● **Aim**: Copy exactly the lines from the one containing "Extract all readable text from this page." through the last line of the records, both included, and nothing more.

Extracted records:
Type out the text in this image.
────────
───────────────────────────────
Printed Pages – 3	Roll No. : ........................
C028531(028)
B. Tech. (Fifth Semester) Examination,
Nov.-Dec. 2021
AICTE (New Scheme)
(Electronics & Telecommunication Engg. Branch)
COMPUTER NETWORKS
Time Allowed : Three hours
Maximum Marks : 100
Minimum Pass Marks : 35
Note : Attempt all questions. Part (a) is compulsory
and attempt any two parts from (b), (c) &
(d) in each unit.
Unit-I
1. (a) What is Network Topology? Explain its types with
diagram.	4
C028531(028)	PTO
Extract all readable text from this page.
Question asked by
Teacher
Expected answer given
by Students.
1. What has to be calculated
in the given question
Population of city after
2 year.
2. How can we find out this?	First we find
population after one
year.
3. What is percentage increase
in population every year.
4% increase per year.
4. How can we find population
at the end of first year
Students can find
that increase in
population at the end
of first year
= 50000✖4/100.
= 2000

● **Full solution**:
Extract all readable text from this page.
Question asked by
Teacher
Expected answer given
by Students.
1. What has to be calculated
in the given question
Population of city after
2 year.
2. How can we find out this?	First we find
population after one
year.
3. What is percentage increase
in population every year.
4% increase per year.
4. How can we find population
at the end of first year
Students can find
that increase in
population at the end
of first year
= 50000✖4/100.
= 2000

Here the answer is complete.